Each line that includes "this" counts once; give the total and nothing besides.

╭──

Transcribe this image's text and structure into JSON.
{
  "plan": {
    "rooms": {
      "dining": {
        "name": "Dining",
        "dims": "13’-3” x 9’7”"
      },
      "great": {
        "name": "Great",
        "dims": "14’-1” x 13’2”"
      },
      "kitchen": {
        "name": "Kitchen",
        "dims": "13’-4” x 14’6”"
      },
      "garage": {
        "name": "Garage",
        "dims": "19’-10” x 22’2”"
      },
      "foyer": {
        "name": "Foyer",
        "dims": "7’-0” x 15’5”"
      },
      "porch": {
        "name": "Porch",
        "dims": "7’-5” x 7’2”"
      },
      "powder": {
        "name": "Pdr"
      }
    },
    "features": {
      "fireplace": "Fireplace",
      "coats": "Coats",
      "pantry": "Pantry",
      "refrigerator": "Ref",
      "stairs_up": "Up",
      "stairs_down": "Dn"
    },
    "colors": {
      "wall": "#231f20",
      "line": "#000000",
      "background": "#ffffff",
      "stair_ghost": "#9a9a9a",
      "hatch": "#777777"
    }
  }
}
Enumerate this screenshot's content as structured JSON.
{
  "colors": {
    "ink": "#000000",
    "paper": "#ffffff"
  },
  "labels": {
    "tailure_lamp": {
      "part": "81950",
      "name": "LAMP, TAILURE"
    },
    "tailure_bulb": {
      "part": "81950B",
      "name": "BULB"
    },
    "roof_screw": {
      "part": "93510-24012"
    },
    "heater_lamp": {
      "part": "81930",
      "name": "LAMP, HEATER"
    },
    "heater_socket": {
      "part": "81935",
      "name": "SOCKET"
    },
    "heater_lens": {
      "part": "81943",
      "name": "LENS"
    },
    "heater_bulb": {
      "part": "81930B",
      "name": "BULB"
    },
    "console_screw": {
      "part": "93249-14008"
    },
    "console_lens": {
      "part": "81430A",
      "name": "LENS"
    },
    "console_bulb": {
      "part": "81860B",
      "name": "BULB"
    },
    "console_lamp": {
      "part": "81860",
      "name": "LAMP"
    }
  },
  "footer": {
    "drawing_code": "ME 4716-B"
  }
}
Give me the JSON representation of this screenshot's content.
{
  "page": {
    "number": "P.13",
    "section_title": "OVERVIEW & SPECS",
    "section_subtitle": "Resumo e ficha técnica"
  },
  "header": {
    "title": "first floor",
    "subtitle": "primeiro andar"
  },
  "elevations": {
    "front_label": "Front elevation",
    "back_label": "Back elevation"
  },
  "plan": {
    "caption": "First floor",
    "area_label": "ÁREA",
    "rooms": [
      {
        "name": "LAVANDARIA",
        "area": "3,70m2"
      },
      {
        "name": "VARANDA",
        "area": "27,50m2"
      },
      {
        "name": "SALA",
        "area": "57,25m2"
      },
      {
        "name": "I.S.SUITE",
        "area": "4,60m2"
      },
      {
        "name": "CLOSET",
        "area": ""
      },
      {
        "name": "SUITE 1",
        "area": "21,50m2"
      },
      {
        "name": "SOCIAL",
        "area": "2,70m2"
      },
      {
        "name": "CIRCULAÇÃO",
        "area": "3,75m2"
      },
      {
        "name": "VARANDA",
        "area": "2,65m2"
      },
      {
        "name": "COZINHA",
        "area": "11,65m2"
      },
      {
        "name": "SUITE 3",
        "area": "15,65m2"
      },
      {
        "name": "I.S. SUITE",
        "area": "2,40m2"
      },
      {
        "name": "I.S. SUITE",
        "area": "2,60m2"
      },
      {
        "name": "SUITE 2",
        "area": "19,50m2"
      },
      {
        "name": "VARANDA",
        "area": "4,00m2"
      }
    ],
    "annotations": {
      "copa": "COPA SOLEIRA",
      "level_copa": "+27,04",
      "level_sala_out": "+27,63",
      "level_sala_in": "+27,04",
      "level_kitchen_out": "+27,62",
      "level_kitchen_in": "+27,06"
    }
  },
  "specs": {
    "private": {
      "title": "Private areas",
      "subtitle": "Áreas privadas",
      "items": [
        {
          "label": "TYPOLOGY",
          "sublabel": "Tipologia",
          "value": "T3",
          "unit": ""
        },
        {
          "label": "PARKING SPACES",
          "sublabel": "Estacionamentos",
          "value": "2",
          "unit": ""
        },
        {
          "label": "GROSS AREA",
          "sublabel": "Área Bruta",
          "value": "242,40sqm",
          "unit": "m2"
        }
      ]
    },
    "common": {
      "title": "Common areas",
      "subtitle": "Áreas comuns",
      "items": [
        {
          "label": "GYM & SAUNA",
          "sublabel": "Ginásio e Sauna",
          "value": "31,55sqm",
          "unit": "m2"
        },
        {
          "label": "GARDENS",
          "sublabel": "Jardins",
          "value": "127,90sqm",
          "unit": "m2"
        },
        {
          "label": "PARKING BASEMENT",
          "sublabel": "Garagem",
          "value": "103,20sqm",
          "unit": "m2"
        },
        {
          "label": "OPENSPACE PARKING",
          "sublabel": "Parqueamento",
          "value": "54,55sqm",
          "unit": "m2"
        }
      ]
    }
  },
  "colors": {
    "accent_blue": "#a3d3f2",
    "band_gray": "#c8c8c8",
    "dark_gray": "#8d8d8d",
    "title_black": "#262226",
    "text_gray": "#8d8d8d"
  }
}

╰──

Problem solution
3